┌──

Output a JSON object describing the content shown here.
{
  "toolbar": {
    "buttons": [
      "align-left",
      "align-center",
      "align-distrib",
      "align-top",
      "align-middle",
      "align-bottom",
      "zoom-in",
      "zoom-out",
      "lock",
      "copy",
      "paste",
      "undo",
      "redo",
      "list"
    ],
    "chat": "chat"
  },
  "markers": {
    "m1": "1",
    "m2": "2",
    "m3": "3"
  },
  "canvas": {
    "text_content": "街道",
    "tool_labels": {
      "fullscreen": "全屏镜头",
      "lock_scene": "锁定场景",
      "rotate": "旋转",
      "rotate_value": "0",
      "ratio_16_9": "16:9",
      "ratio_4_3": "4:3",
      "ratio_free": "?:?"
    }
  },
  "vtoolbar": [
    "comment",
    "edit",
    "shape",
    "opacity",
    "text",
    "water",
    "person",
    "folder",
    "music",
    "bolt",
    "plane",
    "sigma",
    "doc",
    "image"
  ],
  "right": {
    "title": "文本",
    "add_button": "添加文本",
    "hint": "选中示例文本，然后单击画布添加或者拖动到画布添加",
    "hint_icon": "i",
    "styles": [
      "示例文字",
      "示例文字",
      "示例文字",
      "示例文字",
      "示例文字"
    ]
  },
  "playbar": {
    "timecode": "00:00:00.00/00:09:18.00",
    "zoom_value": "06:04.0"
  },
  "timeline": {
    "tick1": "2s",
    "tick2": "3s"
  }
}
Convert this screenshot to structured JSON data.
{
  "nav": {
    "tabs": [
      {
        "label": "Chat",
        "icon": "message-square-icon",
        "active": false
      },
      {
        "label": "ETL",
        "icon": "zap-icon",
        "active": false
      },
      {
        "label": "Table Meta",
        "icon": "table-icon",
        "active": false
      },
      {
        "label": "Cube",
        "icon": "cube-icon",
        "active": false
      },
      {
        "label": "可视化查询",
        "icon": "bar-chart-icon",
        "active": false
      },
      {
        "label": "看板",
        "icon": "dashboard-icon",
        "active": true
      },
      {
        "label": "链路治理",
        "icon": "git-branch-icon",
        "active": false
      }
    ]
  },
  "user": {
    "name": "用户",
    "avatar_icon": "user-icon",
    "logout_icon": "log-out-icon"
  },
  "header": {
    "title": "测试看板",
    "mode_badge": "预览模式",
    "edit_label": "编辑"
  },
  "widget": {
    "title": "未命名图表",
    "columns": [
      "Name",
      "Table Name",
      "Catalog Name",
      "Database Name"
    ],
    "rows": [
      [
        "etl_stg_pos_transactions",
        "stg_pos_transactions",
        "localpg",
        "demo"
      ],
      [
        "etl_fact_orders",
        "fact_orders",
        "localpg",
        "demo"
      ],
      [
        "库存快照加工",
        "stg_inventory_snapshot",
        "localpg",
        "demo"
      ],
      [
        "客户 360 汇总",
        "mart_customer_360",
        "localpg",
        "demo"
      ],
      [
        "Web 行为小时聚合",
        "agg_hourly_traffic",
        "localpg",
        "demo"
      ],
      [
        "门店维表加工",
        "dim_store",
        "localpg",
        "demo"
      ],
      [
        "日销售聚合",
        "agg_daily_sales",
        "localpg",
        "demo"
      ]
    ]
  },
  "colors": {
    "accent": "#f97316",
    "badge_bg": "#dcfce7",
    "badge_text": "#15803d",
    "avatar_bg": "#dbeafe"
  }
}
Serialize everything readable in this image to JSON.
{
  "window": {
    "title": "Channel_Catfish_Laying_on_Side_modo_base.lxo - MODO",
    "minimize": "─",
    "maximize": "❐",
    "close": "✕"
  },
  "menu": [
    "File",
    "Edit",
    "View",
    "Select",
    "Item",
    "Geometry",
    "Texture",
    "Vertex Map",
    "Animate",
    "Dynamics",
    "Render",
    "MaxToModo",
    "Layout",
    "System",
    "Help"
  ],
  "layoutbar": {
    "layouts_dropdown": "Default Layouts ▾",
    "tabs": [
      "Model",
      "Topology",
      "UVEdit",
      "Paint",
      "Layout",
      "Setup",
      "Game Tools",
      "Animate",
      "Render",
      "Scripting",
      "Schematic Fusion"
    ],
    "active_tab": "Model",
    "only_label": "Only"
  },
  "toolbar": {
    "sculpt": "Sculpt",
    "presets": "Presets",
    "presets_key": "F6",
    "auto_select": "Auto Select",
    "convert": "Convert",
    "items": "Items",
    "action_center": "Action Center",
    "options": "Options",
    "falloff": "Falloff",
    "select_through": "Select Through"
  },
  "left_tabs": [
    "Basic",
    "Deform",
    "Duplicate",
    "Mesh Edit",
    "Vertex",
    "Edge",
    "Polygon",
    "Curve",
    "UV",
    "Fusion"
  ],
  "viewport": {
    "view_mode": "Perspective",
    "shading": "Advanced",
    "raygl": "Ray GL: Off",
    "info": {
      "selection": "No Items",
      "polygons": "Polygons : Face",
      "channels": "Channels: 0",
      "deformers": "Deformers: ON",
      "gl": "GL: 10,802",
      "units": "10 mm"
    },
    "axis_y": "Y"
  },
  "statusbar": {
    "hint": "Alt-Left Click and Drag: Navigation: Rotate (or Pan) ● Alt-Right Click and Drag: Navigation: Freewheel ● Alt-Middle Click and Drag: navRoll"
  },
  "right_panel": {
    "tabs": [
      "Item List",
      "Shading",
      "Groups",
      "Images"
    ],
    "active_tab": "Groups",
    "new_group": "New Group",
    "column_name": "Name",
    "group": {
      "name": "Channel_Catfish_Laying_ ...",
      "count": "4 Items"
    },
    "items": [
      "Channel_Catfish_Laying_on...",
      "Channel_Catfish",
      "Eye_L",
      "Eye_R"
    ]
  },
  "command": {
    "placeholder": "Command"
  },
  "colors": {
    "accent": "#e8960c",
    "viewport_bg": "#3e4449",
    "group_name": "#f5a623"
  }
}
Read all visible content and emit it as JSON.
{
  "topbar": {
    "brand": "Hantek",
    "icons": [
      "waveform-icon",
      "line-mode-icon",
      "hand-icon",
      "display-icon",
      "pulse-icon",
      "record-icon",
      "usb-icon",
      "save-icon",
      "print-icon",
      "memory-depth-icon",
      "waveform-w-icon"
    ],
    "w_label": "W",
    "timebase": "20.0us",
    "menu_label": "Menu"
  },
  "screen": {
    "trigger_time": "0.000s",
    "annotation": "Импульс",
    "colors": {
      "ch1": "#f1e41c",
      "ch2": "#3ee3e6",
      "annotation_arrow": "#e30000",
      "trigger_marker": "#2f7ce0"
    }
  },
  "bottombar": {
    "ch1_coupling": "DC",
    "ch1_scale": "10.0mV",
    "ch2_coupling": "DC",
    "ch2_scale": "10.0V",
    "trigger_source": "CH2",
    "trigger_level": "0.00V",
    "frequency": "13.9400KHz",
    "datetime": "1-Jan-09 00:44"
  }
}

└──

Objective: Give back all the data exactly as written.

Final result:
Output a JSON object describing the content shown here.
{
  "toolbar": {
    "buttons": [
      "align-left",
      "align-center",
      "align-distrib",
      "align-top",
      "align-middle",
      "align-bottom",
      "zoom-in",
      "zoom-out",
      "lock",
      "copy",
      "paste",
      "undo",
      "redo",
      "list"
    ],
    "chat": "chat"
  },
  "markers": {
    "m1": "1",
    "m2": "2",
    "m3": "3"
  },
  "canvas": {
    "text_content": "街道",
    "tool_labels": {
      "fullscreen": "全屏镜头",
      "lock_scene": "锁定场景",
      "rotate": "旋转",
      "rotate_value": "0",
      "ratio_16_9": "16:9",
      "ratio_4_3": "4:3",
      "ratio_free": "?:?"
    }
  },
  "vtoolbar": [
    "comment",
    "edit",
    "shape",
    "opacity",
    "text",
    "water",
    "person",
    "folder",
    "music",
    "bolt",
    "plane",
    "sigma",
    "doc",
    "image"
  ],
  "right": {
    "title": "文本",
    "add_button": "添加文本",
    "hint": "选中示例文本，然后单击画布添加或者拖动到画布添加",
    "hint_icon": "i",
    "styles": [
      "示例文字",
      "示例文字",
      "示例文字",
      "示例文字",
      "示例文字"
    ]
  },
  "playbar": {
    "timecode": "00:00:00.00/00:09:18.00",
    "zoom_value": "06:04.0"
  },
  "timeline": {
    "tick1": "2s",
    "tick2": "3s"
  }
}
Convert this screenshot to structured JSON data.
{
  "nav": {
    "tabs": [
      {
        "label": "Chat",
        "icon": "message-square-icon",
        "active": false
      },
      {
        "label": "ETL",
        "icon": "zap-icon",
        "active": false
      },
      {
        "label": "Table Meta",
        "icon": "table-icon",
        "active": false
      },
      {
        "label": "Cube",
        "icon": "cube-icon",
        "active": false
      },
      {
        "label": "可视化查询",
        "icon": "bar-chart-icon",
        "active": false
      },
      {
        "label": "看板",
        "icon": "dashboard-icon",
        "active": true
      },
      {
        "label": "链路治理",
        "icon": "git-branch-icon",
        "active": false
      }
    ]
  },
  "user": {
    "name": "用户",
    "avatar_icon": "user-icon",
    "logout_icon": "log-out-icon"
  },
  "header": {
    "title": "测试看板",
    "mode_badge": "预览模式",
    "edit_label": "编辑"
  },
  "widget": {
    "title": "未命名图表",
    "columns": [
      "Name",
      "Table Name",
      "Catalog Name",
      "Database Name"
    ],
    "rows": [
      [
        "etl_stg_pos_transactions",
        "stg_pos_transactions",
        "localpg",
        "demo"
      ],
      [
        "etl_fact_orders",
        "fact_orders",
        "localpg",
        "demo"
      ],
      [
        "库存快照加工",
        "stg_inventory_snapshot",
        "localpg",
        "demo"
      ],
      [
        "客户 360 汇总",
        "mart_customer_360",
        "localpg",
        "demo"
      ],
      [
        "Web 行为小时聚合",
        "agg_hourly_traffic",
        "localpg",
        "demo"
      ],
      [
        "门店维表加工",
        "dim_store",
        "localpg",
        "demo"
      ],
      [
        "日销售聚合",
        "agg_daily_sales",
        "localpg",
        "demo"
      ]
    ]
  },
  "colors": {
    "accent": "#f97316",
    "badge_bg": "#dcfce7",
    "badge_text": "#15803d",
    "avatar_bg": "#dbeafe"
  }
}
Serialize everything readable in this image to JSON.
{
  "window": {
    "title": "Channel_Catfish_Laying_on_Side_modo_base.lxo - MODO",
    "minimize": "─",
    "maximize": "❐",
    "close": "✕"
  },
  "menu": [
    "File",
    "Edit",
    "View",
    "Select",
    "Item",
    "Geometry",
    "Texture",
    "Vertex Map",
    "Animate",
    "Dynamics",
    "Render",
    "MaxToModo",
    "Layout",
    "System",
    "Help"
  ],
  "layoutbar": {
    "layouts_dropdown": "Default Layouts ▾",
    "tabs": [
      "Model",
      "Topology",
      "UVEdit",
      "Paint",
      "Layout",
      "Setup",
      "Game Tools",
      "Animate",
      "Render",
      "Scripting",
      "Schematic Fusion"
    ],
    "active_tab": "Model",
    "only_label": "Only"
  },
  "toolbar": {
    "sculpt": "Sculpt",
    "presets": "Presets",
    "presets_key": "F6",
    "auto_select": "Auto Select",
    "convert": "Convert",
    "items": "Items",
    "action_center": "Action Center",
    "options": "Options",
    "falloff": "Falloff",
    "select_through": "Select Through"
  },
  "left_tabs": [
    "Basic",
    "Deform",
    "Duplicate",
    "Mesh Edit",
    "Vertex",
    "Edge",
    "Polygon",
    "Curve",
    "UV",
    "Fusion"
  ],
  "viewport": {
    "view_mode": "Perspective",
    "shading": "Advanced",
    "raygl": "Ray GL: Off",
    "info": {
      "selection": "No Items",
      "polygons": "Polygons : Face",
      "channels": "Channels: 0",
      "deformers": "Deformers: ON",
      "gl": "GL: 10,802",
      "units": "10 mm"
    },
    "axis_y": "Y"
  },
  "statusbar": {
    "hint": "Alt-Left Click and Drag: Navigation: Rotate (or Pan) ● Alt-Right Click and Drag: Navigation: Freewheel ● Alt-Middle Click and Drag: navRoll"
  },
  "right_panel": {
    "tabs": [
      "Item List",
      "Shading",
      "Groups",
      "Images"
    ],
    "active_tab": "Groups",
    "new_group": "New Group",
    "column_name": "Name",
    "group": {
      "name": "Channel_Catfish_Laying_ ...",
      "count": "4 Items"
    },
    "items": [
      "Channel_Catfish_Laying_on...",
      "Channel_Catfish",
      "Eye_L",
      "Eye_R"
    ]
  },
  "command": {
    "placeholder": "Command"
  },
  "colors": {
    "accent": "#e8960c",
    "viewport_bg": "#3e4449",
    "group_name": "#f5a623"
  }
}
Read all visible content and emit it as JSON.
{
  "topbar": {
    "brand": "Hantek",
    "icons": [
      "waveform-icon",
      "line-mode-icon",
      "hand-icon",
      "display-icon",
      "pulse-icon",
      "record-icon",
      "usb-icon",
      "save-icon",
      "print-icon",
      "memory-depth-icon",
      "waveform-w-icon"
    ],
    "w_label": "W",
    "timebase": "20.0us",
    "menu_label": "Menu"
  },
  "screen": {
    "trigger_time": "0.000s",
    "annotation": "Импульс",
    "colors": {
      "ch1": "#f1e41c",
      "ch2": "#3ee3e6",
      "annotation_arrow": "#e30000",
      "trigger_marker": "#2f7ce0"
    }
  },
  "bottombar": {
    "ch1_coupling": "DC",
    "ch1_scale": "10.0mV",
    "ch2_coupling": "DC",
    "ch2_scale": "10.0V",
    "trigger_source": "CH2",
    "trigger_level": "0.00V",
    "frequency": "13.9400KHz",
    "datetime": "1-Jan-09 00:44"
  }
}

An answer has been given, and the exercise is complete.